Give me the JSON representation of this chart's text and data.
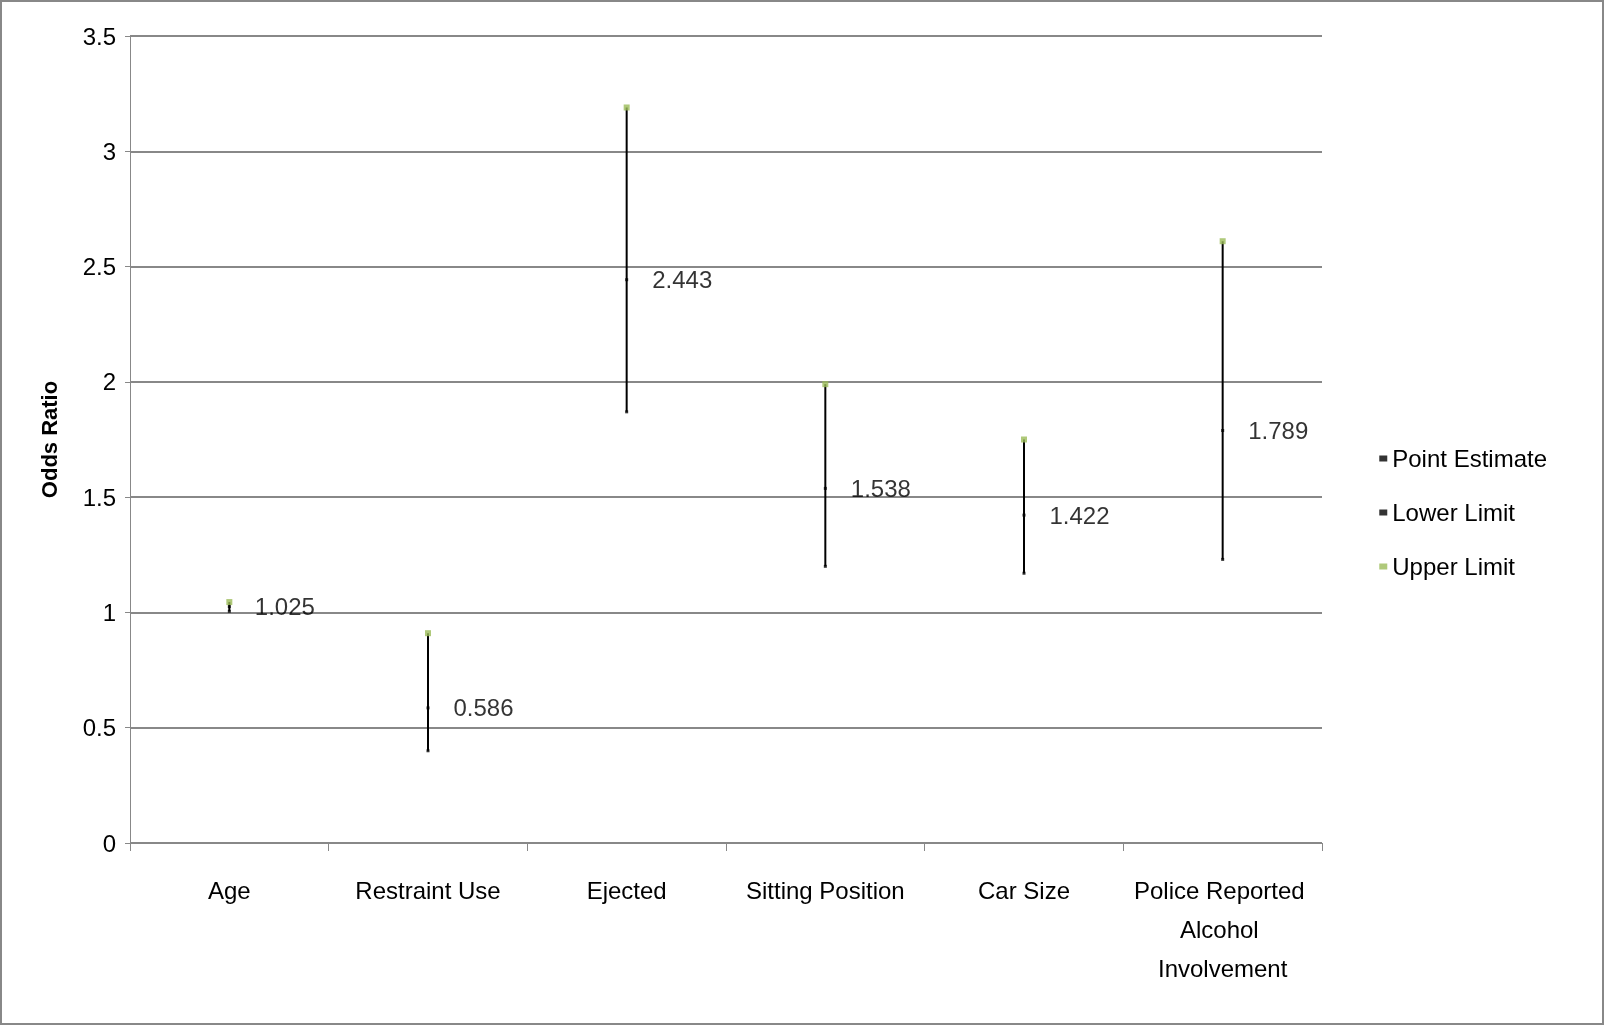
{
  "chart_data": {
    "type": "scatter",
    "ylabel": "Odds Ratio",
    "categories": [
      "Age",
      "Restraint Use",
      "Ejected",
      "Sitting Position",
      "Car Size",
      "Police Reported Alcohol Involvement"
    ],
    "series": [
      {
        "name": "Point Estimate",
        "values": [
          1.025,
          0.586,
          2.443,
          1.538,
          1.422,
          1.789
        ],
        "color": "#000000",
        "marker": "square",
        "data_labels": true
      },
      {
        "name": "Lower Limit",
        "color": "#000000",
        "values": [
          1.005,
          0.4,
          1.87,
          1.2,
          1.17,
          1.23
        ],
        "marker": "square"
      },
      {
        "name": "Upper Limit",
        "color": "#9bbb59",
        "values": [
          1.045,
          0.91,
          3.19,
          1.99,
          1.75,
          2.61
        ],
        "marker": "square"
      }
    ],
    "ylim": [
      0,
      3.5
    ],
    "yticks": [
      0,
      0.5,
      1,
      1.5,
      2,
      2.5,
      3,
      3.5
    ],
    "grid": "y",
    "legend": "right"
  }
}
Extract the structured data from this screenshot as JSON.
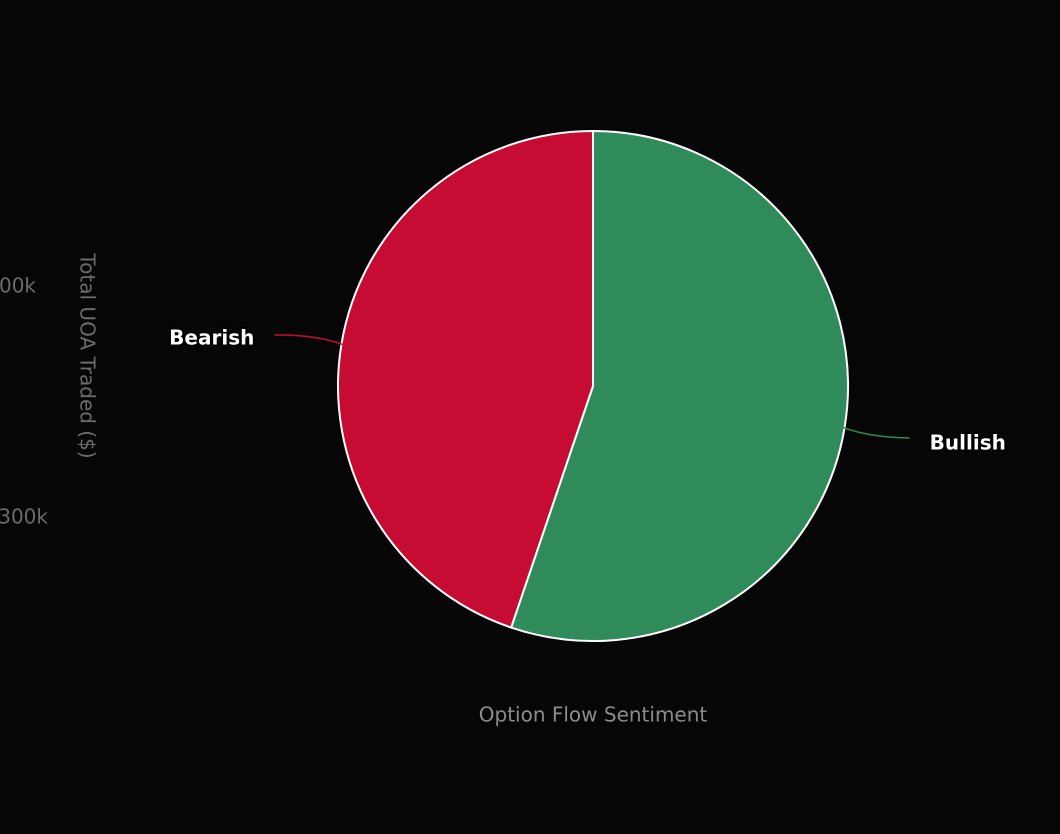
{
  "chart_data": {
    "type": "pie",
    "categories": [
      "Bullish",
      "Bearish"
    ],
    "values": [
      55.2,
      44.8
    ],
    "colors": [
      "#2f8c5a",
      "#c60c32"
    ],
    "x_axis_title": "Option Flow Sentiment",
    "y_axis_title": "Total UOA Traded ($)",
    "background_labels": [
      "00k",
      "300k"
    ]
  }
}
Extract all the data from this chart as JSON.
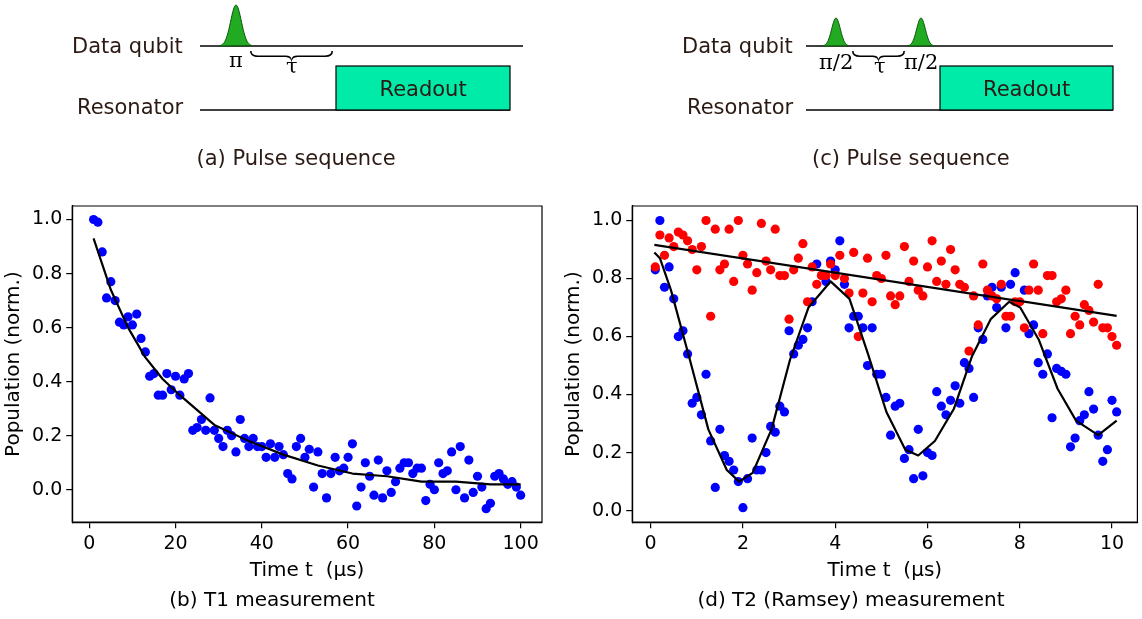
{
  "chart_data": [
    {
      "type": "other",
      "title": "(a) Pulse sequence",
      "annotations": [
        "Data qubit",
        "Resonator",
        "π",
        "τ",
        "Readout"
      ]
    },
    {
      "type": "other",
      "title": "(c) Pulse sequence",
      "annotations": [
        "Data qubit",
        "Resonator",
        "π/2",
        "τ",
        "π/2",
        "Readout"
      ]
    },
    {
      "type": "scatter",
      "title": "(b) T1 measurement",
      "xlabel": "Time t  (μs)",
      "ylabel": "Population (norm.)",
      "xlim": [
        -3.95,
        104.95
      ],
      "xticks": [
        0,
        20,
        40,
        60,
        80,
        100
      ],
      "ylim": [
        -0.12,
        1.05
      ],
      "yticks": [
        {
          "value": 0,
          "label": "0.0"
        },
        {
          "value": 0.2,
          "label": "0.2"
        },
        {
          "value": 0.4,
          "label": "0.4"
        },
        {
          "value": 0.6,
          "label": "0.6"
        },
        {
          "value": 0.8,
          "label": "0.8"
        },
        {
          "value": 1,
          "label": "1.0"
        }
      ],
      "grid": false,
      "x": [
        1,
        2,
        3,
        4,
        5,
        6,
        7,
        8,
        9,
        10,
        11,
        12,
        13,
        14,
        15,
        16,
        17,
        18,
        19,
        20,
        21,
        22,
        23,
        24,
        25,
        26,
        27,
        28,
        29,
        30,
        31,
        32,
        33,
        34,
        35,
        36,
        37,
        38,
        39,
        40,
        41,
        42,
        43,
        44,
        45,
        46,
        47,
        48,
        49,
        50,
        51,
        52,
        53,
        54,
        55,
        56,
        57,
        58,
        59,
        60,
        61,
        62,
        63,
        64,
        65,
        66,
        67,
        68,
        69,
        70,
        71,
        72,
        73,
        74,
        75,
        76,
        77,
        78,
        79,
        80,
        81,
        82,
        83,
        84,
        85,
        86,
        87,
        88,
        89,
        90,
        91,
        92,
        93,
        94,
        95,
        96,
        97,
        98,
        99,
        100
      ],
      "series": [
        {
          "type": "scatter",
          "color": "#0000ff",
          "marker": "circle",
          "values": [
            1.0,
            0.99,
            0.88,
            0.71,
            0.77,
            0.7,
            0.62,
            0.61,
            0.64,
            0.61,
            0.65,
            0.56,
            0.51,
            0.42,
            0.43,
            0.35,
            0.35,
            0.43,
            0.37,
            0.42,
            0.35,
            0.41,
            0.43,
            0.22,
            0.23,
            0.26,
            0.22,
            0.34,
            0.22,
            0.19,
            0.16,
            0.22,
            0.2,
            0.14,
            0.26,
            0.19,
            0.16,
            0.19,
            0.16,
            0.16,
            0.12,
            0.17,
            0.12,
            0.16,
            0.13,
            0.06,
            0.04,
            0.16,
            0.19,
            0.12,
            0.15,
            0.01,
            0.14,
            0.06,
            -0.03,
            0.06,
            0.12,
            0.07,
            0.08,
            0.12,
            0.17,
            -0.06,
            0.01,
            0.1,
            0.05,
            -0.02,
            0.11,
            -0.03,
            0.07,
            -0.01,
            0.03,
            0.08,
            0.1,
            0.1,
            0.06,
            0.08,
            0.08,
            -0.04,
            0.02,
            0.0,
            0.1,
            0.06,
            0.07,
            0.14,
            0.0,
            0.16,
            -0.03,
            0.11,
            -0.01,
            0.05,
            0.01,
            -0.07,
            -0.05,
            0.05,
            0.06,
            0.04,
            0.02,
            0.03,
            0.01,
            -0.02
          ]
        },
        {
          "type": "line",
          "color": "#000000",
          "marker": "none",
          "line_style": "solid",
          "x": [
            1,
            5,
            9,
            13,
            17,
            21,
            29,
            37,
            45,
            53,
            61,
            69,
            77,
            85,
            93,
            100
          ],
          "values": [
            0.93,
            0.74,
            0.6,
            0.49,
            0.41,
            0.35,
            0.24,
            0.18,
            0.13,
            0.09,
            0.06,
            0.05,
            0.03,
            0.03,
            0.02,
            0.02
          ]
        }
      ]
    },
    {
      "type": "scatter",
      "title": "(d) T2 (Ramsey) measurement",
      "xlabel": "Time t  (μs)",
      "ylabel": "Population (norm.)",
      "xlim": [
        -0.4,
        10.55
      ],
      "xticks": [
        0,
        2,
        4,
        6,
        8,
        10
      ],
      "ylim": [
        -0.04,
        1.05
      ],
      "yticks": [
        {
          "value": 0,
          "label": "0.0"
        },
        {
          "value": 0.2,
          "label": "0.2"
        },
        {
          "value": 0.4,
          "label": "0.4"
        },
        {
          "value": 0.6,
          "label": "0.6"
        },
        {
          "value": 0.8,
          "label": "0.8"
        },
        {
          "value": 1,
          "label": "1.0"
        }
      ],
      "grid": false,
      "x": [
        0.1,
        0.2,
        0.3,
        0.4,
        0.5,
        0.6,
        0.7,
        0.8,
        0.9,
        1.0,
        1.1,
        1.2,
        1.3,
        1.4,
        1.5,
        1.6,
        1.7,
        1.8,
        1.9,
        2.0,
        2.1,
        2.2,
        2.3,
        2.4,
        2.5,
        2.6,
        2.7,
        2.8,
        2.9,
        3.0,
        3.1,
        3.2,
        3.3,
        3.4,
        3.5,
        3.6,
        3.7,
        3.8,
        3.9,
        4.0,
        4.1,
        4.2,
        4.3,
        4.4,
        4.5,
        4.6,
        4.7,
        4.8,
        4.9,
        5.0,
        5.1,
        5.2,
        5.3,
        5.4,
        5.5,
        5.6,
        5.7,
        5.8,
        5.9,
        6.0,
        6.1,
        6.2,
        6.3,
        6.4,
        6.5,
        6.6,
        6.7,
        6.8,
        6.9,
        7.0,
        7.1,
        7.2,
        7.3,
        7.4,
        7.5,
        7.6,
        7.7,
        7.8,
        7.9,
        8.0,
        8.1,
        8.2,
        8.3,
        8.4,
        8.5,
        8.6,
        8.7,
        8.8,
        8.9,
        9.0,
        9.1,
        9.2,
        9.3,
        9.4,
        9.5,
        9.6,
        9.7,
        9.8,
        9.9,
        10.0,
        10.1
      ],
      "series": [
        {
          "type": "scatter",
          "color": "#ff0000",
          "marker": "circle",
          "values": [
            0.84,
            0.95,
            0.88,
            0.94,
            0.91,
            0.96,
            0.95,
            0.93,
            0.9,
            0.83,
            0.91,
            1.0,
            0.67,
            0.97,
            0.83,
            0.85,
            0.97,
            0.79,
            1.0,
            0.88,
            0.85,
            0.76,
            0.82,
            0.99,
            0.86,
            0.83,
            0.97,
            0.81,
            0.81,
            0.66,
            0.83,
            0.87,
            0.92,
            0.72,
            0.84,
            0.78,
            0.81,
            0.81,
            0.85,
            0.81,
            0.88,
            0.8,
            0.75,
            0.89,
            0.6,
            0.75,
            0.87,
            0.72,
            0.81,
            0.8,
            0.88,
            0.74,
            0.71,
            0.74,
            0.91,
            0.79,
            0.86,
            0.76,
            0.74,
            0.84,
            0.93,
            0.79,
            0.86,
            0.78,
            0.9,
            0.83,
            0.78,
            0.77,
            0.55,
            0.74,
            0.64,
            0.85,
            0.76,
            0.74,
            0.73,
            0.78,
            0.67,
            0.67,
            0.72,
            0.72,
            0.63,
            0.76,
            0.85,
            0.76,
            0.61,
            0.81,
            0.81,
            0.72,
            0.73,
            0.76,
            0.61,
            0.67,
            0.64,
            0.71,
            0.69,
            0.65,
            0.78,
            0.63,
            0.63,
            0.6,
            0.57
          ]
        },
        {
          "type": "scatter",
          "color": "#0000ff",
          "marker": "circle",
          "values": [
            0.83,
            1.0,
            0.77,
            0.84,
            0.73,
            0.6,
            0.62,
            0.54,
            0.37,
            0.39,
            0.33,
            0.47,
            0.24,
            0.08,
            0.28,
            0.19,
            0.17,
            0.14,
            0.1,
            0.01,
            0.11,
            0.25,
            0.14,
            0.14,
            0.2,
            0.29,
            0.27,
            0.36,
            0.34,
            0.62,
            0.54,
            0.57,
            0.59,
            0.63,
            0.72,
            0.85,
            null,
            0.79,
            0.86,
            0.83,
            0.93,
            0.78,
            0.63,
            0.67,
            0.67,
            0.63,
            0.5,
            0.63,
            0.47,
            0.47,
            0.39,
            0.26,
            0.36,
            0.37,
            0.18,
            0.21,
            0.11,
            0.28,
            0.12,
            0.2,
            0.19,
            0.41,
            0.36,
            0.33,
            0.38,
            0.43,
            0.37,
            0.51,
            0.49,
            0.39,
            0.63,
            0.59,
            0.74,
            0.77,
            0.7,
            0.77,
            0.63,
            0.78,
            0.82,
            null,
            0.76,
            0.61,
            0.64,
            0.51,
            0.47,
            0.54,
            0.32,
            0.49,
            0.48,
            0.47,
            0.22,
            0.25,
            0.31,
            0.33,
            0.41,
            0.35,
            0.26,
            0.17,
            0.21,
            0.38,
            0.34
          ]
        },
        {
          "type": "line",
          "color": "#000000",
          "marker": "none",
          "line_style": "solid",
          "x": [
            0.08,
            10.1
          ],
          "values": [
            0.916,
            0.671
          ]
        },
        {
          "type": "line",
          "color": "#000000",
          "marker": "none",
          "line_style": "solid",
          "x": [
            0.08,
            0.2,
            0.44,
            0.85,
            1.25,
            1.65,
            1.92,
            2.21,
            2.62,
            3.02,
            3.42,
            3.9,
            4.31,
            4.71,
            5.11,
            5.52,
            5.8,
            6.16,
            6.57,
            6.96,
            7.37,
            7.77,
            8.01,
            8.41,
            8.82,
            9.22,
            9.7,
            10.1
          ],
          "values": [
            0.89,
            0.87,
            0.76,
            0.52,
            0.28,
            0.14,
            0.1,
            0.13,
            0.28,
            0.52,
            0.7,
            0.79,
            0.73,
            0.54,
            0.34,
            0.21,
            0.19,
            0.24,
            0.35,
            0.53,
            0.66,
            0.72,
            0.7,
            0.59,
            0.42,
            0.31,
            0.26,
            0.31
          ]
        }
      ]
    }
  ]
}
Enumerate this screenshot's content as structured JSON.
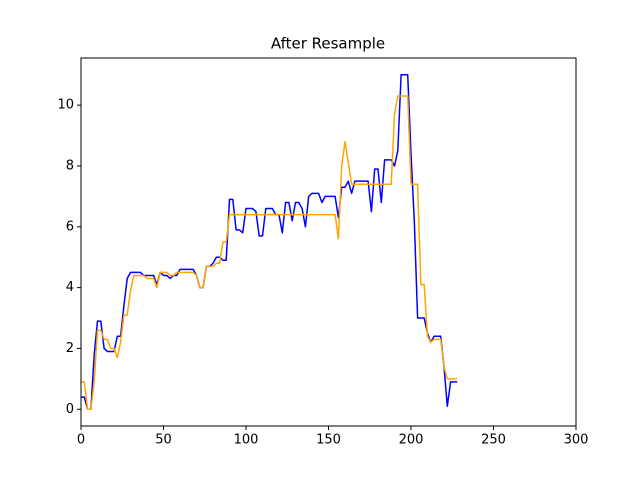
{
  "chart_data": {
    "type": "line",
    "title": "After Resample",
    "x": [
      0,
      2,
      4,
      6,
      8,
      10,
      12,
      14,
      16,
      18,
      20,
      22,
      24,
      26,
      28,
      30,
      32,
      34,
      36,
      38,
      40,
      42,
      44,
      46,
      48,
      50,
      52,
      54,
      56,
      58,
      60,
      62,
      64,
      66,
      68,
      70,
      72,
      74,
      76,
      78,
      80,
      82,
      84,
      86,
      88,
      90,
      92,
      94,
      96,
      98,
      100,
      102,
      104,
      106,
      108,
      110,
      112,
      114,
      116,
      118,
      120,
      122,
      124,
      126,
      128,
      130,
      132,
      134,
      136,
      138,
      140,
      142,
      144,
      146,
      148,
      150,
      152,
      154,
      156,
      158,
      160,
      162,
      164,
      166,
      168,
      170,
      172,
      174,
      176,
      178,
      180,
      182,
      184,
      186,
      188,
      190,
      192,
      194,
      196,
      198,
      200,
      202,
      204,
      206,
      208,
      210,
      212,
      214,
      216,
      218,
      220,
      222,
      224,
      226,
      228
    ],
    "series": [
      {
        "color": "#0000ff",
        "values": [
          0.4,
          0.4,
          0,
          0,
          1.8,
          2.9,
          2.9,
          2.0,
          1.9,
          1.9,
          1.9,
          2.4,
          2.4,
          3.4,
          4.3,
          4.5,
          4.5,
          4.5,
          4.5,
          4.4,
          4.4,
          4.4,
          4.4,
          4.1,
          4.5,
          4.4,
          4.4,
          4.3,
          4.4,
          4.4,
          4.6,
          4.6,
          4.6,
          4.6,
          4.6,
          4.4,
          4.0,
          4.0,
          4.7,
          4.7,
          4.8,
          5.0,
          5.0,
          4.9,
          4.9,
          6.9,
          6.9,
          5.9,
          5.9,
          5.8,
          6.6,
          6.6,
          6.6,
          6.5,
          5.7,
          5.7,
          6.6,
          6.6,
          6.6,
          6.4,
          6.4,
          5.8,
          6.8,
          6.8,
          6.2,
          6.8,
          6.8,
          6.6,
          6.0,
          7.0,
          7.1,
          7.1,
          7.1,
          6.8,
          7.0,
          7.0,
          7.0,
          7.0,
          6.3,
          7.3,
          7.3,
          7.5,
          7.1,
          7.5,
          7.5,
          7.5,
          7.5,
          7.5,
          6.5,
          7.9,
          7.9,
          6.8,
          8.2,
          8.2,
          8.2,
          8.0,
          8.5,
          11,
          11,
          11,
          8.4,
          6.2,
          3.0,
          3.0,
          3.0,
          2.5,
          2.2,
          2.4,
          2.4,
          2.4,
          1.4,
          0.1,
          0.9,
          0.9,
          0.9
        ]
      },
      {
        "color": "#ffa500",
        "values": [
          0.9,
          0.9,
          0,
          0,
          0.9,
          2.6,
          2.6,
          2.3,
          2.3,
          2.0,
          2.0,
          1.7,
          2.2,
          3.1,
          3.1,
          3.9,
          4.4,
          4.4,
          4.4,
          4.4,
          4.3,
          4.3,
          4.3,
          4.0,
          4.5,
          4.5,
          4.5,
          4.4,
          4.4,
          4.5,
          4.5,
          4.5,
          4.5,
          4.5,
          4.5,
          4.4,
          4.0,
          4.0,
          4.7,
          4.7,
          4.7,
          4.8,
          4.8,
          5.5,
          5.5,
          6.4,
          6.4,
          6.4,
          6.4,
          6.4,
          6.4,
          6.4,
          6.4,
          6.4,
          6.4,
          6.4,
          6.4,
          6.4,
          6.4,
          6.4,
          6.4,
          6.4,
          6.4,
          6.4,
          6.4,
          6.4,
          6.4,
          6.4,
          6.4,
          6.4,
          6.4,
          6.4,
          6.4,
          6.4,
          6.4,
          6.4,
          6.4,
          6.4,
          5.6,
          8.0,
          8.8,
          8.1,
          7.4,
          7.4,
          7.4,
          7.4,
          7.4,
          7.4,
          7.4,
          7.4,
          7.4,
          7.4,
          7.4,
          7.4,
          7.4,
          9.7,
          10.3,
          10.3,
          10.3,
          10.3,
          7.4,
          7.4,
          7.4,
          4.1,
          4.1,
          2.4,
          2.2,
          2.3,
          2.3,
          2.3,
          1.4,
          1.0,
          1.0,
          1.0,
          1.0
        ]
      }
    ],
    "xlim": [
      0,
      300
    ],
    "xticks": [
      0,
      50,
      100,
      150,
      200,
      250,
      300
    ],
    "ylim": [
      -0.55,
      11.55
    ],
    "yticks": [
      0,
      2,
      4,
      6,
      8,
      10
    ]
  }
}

· · · · ·

**Exercise brief**: Collect the lines that hold "JSON".

**Solution to this exercise**:
Give me the JSON representation of this chart's text and data.
Extract the structured data from this screenshot as JSON.
Extract all the data from this chart as JSON.
Enumerate this screenshot's content as structured JSON.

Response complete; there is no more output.